**EXERCISE DETAILS:** Your task is to output the data exactly as it stands.

(Collection entries)
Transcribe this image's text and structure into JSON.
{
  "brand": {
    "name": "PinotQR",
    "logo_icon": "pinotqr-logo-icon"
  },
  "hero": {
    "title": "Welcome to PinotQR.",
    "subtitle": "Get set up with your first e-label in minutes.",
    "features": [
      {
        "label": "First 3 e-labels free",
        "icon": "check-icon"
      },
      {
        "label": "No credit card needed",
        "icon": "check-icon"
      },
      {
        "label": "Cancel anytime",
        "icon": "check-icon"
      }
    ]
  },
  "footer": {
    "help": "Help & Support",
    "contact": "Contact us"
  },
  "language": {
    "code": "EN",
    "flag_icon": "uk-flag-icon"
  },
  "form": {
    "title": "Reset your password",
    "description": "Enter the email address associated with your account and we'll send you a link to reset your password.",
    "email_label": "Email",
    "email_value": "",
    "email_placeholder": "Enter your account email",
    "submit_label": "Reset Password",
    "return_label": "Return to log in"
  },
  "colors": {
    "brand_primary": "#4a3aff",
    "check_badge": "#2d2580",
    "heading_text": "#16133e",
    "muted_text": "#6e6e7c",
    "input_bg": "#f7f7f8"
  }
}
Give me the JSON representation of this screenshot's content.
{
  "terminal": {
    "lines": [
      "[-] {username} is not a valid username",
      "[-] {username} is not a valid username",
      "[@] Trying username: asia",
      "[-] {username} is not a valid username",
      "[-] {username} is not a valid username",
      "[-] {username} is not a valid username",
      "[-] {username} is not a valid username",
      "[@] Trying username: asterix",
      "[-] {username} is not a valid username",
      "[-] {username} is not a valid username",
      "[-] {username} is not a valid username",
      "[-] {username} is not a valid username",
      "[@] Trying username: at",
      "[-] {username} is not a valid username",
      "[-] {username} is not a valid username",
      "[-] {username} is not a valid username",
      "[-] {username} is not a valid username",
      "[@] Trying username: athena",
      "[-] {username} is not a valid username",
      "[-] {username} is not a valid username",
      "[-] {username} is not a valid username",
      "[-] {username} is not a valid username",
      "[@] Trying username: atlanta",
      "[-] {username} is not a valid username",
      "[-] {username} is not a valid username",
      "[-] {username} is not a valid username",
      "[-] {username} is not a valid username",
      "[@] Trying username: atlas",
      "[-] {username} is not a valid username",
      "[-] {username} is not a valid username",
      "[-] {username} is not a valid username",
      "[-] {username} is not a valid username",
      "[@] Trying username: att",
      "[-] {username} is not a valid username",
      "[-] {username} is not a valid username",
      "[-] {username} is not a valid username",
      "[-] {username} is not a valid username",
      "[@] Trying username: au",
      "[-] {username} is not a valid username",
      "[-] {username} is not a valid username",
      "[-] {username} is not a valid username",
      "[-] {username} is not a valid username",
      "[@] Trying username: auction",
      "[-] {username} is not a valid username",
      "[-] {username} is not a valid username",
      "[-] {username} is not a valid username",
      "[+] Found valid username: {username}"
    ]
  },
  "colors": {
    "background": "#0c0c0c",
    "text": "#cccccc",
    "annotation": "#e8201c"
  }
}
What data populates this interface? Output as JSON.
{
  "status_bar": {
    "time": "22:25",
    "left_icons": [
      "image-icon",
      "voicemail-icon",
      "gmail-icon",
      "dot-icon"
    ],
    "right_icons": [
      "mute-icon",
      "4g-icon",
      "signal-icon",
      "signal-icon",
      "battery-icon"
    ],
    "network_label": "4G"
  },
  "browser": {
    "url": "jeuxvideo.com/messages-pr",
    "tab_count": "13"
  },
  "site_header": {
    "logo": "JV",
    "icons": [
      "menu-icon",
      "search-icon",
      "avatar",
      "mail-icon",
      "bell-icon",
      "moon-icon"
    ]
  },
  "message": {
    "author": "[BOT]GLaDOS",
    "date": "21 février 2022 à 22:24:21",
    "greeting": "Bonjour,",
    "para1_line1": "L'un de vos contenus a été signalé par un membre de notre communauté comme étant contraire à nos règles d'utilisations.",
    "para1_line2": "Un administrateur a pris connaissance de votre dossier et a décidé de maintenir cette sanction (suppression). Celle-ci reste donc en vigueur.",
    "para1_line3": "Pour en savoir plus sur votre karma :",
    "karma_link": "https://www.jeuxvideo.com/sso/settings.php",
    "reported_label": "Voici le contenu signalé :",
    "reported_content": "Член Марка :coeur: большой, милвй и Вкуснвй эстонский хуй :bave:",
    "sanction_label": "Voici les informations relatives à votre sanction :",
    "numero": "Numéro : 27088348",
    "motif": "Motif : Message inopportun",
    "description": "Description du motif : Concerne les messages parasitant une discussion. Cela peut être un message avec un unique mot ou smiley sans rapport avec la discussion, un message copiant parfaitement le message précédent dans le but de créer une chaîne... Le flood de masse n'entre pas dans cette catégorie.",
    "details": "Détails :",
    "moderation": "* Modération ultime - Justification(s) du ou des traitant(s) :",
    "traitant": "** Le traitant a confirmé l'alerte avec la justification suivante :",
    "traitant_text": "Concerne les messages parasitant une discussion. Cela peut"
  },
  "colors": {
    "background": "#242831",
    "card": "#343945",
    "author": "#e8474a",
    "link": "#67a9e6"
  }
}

**WRITTEN ANSWER:**
Transcribe this image's text and structure into JSON.
{
  "brand": {
    "name": "PinotQR",
    "logo_icon": "pinotqr-logo-icon"
  },
  "hero": {
    "title": "Welcome to PinotQR.",
    "subtitle": "Get set up with your first e-label in minutes.",
    "features": [
      {
        "label": "First 3 e-labels free",
        "icon": "check-icon"
      },
      {
        "label": "No credit card needed",
        "icon": "check-icon"
      },
      {
        "label": "Cancel anytime",
        "icon": "check-icon"
      }
    ]
  },
  "footer": {
    "help": "Help & Support",
    "contact": "Contact us"
  },
  "language": {
    "code": "EN",
    "flag_icon": "uk-flag-icon"
  },
  "form": {
    "title": "Reset your password",
    "description": "Enter the email address associated with your account and we'll send you a link to reset your password.",
    "email_label": "Email",
    "email_value": "",
    "email_placeholder": "Enter your account email",
    "submit_label": "Reset Password",
    "return_label": "Return to log in"
  },
  "colors": {
    "brand_primary": "#4a3aff",
    "check_badge": "#2d2580",
    "heading_text": "#16133e",
    "muted_text": "#6e6e7c",
    "input_bg": "#f7f7f8"
  }
}
Give me the JSON representation of this screenshot's content.
{
  "terminal": {
    "lines": [
      "[-] {username} is not a valid username",
      "[-] {username} is not a valid username",
      "[@] Trying username: asia",
      "[-] {username} is not a valid username",
      "[-] {username} is not a valid username",
      "[-] {username} is not a valid username",
      "[-] {username} is not a valid username",
      "[@] Trying username: asterix",
      "[-] {username} is not a valid username",
      "[-] {username} is not a valid username",
      "[-] {username} is not a valid username",
      "[-] {username} is not a valid username",
      "[@] Trying username: at",
      "[-] {username} is not a valid username",
      "[-] {username} is not a valid username",
      "[-] {username} is not a valid username",
      "[-] {username} is not a valid username",
      "[@] Trying username: athena",
      "[-] {username} is not a valid username",
      "[-] {username} is not a valid username",
      "[-] {username} is not a valid username",
      "[-] {username} is not a valid username",
      "[@] Trying username: atlanta",
      "[-] {username} is not a valid username",
      "[-] {username} is not a valid username",
      "[-] {username} is not a valid username",
      "[-] {username} is not a valid username",
      "[@] Trying username: atlas",
      "[-] {username} is not a valid username",
      "[-] {username} is not a valid username",
      "[-] {username} is not a valid username",
      "[-] {username} is not a valid username",
      "[@] Trying username: att",
      "[-] {username} is not a valid username",
      "[-] {username} is not a valid username",
      "[-] {username} is not a valid username",
      "[-] {username} is not a valid username",
      "[@] Trying username: au",
      "[-] {username} is not a valid username",
      "[-] {username} is not a valid username",
      "[-] {username} is not a valid username",
      "[-] {username} is not a valid username",
      "[@] Trying username: auction",
      "[-] {username} is not a valid username",
      "[-] {username} is not a valid username",
      "[-] {username} is not a valid username",
      "[+] Found valid username: {username}"
    ]
  },
  "colors": {
    "background": "#0c0c0c",
    "text": "#cccccc",
    "annotation": "#e8201c"
  }
}
What data populates this interface? Output as JSON.
{
  "status_bar": {
    "time": "22:25",
    "left_icons": [
      "image-icon",
      "voicemail-icon",
      "gmail-icon",
      "dot-icon"
    ],
    "right_icons": [
      "mute-icon",
      "4g-icon",
      "signal-icon",
      "signal-icon",
      "battery-icon"
    ],
    "network_label": "4G"
  },
  "browser": {
    "url": "jeuxvideo.com/messages-pr",
    "tab_count": "13"
  },
  "site_header": {
    "logo": "JV",
    "icons": [
      "menu-icon",
      "search-icon",
      "avatar",
      "mail-icon",
      "bell-icon",
      "moon-icon"
    ]
  },
  "message": {
    "author": "[BOT]GLaDOS",
    "date": "21 février 2022 à 22:24:21",
    "greeting": "Bonjour,",
    "para1_line1": "L'un de vos contenus a été signalé par un membre de notre communauté comme étant contraire à nos règles d'utilisations.",
    "para1_line2": "Un administrateur a pris connaissance de votre dossier et a décidé de maintenir cette sanction (suppression). Celle-ci reste donc en vigueur.",
    "para1_line3": "Pour en savoir plus sur votre karma :",
    "karma_link": "https://www.jeuxvideo.com/sso/settings.php",
    "reported_label": "Voici le contenu signalé :",
    "reported_content": "Член Марка :coeur: большой, милвй и Вкуснвй эстонский хуй :bave:",
    "sanction_label": "Voici les informations relatives à votre sanction :",
    "numero": "Numéro : 27088348",
    "motif": "Motif : Message inopportun",
    "description": "Description du motif : Concerne les messages parasitant une discussion. Cela peut être un message avec un unique mot ou smiley sans rapport avec la discussion, un message copiant parfaitement le message précédent dans le but de créer une chaîne... Le flood de masse n'entre pas dans cette catégorie.",
    "details": "Détails :",
    "moderation": "* Modération ultime - Justification(s) du ou des traitant(s) :",
    "traitant": "** Le traitant a confirmé l'alerte avec la justification suivante :",
    "traitant_text": "Concerne les messages parasitant une discussion. Cela peut"
  },
  "colors": {
    "background": "#242831",
    "card": "#343945",
    "author": "#e8474a",
    "link": "#67a9e6"
  }
}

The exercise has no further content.